= Task description =
Write out the records that appear below, verbatim and complete, but without pictures.

────────────────────────────────────────

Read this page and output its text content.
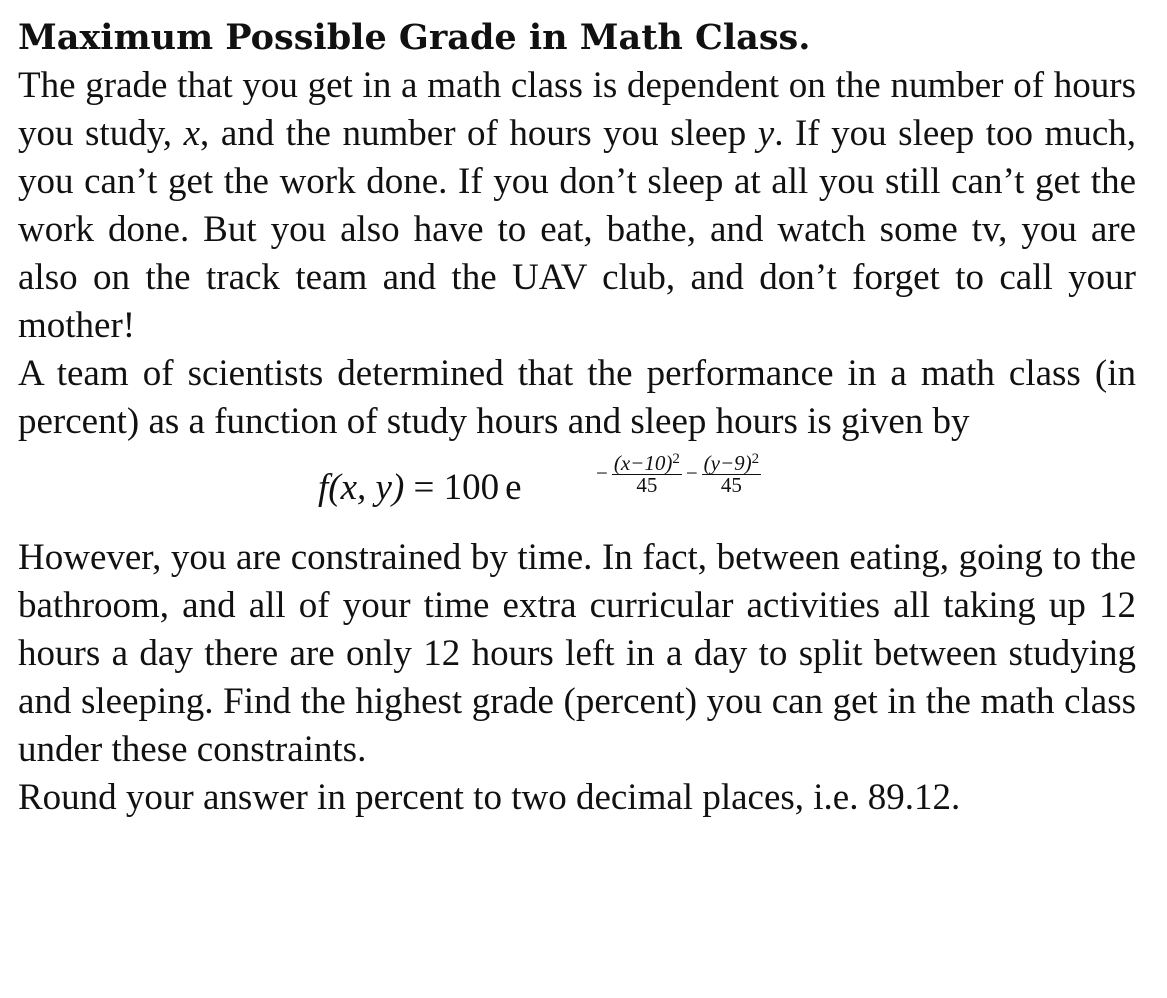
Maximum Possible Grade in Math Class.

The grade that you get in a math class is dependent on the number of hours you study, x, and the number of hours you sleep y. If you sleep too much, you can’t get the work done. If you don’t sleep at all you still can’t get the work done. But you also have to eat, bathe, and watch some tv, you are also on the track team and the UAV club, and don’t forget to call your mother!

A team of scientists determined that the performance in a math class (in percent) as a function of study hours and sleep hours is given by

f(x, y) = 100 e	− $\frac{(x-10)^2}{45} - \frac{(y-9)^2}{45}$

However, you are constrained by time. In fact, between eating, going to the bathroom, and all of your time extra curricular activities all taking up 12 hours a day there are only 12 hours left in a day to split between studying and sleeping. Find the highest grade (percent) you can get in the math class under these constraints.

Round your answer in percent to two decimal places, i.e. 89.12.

────────────────────────────────────────

= Answer =
Read this page and output its text content.
Maximum Possible Grade in Math Class.

The grade that you get in a math class is dependent on the number of hours you study, x, and the number of hours you sleep y. If you sleep too much, you can’t get the work done. If you don’t sleep at all you still can’t get the work done. But you also have to eat, bathe, and watch some tv, you are also on the track team and the UAV club, and don’t forget to call your mother!

A team of scientists determined that the performance in a math class (in percent) as a function of study hours and sleep hours is given by

f(x, y) = 100 e	− $\frac{(x-10)^2}{45} - \frac{(y-9)^2}{45}$

However, you are constrained by time. In fact, between eating, going to the bathroom, and all of your time extra curricular activities all taking up 12 hours a day there are only 12 hours left in a day to split between studying and sleeping. Find the highest grade (percent) you can get in the math class under these constraints.

Round your answer in percent to two decimal places, i.e. 89.12.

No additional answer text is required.